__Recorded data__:
#####

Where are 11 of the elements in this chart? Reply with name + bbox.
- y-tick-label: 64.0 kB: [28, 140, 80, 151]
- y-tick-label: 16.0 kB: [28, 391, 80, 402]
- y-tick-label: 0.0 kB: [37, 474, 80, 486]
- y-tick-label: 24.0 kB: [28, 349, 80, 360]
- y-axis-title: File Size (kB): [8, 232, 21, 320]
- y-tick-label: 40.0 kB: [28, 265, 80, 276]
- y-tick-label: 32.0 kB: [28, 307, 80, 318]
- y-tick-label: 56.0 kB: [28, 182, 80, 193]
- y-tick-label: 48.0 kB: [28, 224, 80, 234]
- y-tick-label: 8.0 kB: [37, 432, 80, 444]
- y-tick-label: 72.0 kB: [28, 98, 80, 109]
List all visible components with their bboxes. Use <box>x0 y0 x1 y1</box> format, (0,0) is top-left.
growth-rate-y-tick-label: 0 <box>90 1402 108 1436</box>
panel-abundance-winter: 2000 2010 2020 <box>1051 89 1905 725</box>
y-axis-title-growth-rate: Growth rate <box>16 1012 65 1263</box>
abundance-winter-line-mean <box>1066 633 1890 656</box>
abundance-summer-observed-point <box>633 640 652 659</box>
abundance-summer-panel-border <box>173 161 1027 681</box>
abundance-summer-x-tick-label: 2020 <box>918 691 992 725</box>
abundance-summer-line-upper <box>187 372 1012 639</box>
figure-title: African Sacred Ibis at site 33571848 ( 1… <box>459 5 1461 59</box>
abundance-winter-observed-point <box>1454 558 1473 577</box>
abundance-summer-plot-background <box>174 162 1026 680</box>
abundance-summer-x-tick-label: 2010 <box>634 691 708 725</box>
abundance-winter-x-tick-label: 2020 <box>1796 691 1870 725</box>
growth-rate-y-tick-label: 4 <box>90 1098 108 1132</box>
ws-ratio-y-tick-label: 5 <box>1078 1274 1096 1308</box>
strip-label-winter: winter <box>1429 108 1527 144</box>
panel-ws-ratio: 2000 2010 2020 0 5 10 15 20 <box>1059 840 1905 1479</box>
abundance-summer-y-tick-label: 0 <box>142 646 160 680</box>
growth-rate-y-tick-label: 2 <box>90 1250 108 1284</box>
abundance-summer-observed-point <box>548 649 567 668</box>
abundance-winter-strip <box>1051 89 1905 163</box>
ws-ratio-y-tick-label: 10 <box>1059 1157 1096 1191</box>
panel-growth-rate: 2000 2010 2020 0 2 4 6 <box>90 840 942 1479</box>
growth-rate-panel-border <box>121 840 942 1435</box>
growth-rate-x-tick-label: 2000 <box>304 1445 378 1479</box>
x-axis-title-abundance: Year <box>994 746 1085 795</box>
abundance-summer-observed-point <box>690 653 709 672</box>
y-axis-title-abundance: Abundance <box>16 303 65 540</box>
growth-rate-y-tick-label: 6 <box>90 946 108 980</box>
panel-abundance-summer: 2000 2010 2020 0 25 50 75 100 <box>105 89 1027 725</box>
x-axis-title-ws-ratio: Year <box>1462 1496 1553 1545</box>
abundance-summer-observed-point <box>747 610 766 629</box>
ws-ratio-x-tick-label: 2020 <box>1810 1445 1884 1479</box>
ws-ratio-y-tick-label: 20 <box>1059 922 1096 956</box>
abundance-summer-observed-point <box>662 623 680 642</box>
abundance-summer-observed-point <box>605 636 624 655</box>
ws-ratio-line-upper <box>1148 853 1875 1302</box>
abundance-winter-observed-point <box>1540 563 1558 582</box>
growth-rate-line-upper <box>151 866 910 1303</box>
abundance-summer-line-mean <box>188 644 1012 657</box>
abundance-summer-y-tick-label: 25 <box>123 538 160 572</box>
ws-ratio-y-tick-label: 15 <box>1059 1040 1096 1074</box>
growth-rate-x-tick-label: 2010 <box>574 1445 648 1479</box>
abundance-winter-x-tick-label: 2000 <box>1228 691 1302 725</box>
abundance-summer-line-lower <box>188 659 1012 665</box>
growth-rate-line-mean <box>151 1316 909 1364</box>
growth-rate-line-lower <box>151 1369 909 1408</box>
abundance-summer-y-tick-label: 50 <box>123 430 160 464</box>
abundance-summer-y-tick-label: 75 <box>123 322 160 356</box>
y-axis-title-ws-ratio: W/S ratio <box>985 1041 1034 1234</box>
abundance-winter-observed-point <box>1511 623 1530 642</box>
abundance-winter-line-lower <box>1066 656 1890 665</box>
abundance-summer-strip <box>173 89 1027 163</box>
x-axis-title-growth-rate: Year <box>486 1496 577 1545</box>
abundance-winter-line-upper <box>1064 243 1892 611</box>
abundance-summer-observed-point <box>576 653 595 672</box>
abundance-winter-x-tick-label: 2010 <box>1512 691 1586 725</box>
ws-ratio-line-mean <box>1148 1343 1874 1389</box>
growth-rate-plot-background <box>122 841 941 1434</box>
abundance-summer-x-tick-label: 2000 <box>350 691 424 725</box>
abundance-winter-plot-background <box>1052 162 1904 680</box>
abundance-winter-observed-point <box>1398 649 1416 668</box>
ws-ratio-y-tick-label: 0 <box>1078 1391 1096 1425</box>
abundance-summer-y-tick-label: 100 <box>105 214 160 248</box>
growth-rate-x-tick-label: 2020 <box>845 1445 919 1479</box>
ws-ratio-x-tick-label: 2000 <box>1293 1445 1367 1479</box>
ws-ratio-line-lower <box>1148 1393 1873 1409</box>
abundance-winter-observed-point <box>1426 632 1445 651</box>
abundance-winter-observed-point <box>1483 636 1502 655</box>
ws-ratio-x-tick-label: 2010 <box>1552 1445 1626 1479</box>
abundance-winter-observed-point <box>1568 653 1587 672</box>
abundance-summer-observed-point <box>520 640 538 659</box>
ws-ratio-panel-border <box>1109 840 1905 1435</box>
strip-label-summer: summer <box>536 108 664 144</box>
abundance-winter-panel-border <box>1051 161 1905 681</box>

#####

__Required work__: Copy out the material word for word, from its first line through the line containing "panel-growth-rate: 2000 2010".

__Written reply__:
Where are 11 of the elements in this chart? Reply with name + bbox.
- y-tick-label: 64.0 kB: [28, 140, 80, 151]
- y-tick-label: 16.0 kB: [28, 391, 80, 402]
- y-tick-label: 0.0 kB: [37, 474, 80, 486]
- y-tick-label: 24.0 kB: [28, 349, 80, 360]
- y-axis-title: File Size (kB): [8, 232, 21, 320]
- y-tick-label: 40.0 kB: [28, 265, 80, 276]
- y-tick-label: 32.0 kB: [28, 307, 80, 318]
- y-tick-label: 56.0 kB: [28, 182, 80, 193]
- y-tick-label: 48.0 kB: [28, 224, 80, 234]
- y-tick-label: 8.0 kB: [37, 432, 80, 444]
- y-tick-label: 72.0 kB: [28, 98, 80, 109]
List all visible components with their bboxes. Use <box>x0 y0 x1 y1</box> format, (0,0) is top-left.
growth-rate-y-tick-label: 0 <box>90 1402 108 1436</box>
panel-abundance-winter: 2000 2010 2020 <box>1051 89 1905 725</box>
y-axis-title-growth-rate: Growth rate <box>16 1012 65 1263</box>
abundance-winter-line-mean <box>1066 633 1890 656</box>
abundance-summer-observed-point <box>633 640 652 659</box>
abundance-summer-panel-border <box>173 161 1027 681</box>
abundance-summer-x-tick-label: 2020 <box>918 691 992 725</box>
abundance-summer-line-upper <box>187 372 1012 639</box>
figure-title: African Sacred Ibis at site 33571848 ( 1… <box>459 5 1461 59</box>
abundance-winter-observed-point <box>1454 558 1473 577</box>
abundance-summer-plot-background <box>174 162 1026 680</box>
abundance-summer-x-tick-label: 2010 <box>634 691 708 725</box>
abundance-winter-x-tick-label: 2020 <box>1796 691 1870 725</box>
growth-rate-y-tick-label: 4 <box>90 1098 108 1132</box>
ws-ratio-y-tick-label: 5 <box>1078 1274 1096 1308</box>
strip-label-winter: winter <box>1429 108 1527 144</box>
panel-ws-ratio: 2000 2010 2020 0 5 10 15 20 <box>1059 840 1905 1479</box>
abundance-summer-y-tick-label: 0 <box>142 646 160 680</box>
growth-rate-y-tick-label: 2 <box>90 1250 108 1284</box>
abundance-summer-observed-point <box>548 649 567 668</box>
abundance-winter-strip <box>1051 89 1905 163</box>
ws-ratio-y-tick-label: 10 <box>1059 1157 1096 1191</box>
panel-growth-rate: 2000 2010 2020 0 2 4 6 <box>90 840 942 1479</box>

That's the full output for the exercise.